*Given exercise*. The material below should be written out in full and exactly; pictures stay out of the copy.

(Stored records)
________________________________________
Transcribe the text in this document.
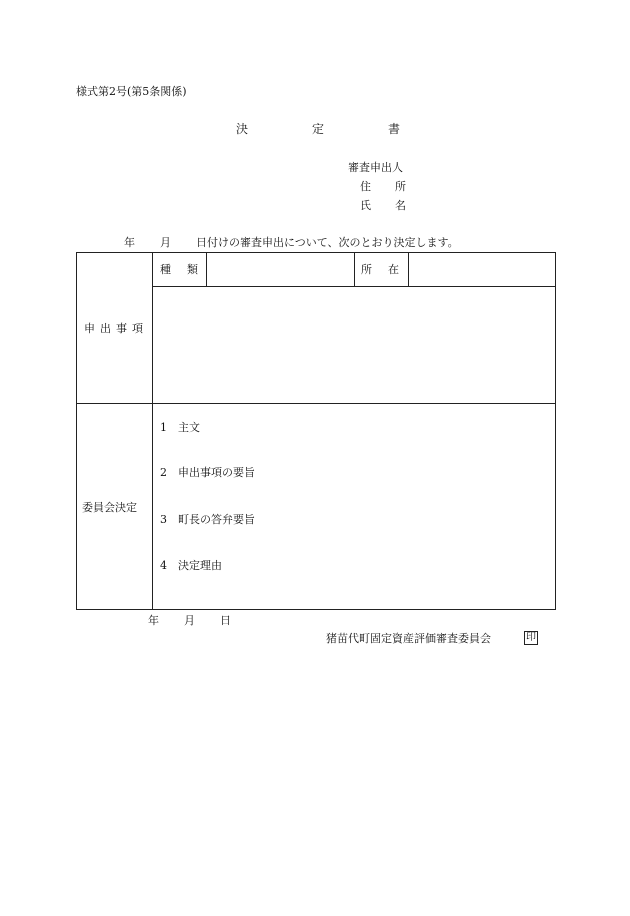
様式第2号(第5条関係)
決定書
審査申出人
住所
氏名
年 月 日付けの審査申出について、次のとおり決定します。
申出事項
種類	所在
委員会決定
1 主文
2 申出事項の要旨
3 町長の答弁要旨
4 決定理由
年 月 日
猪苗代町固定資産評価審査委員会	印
________________________________________
*Task solution*.
Transcribe the text in this document.
様式第2号(第5条関係)
決定書
審査申出人
住所
氏名
年 月 日付けの審査申出について、次のとおり決定します。
申出事項
種類	所在
委員会決定
1 主文
2 申出事項の要旨
3 町長の答弁要旨
4 決定理由
年 月 日
猪苗代町固定資産評価審査委員会	印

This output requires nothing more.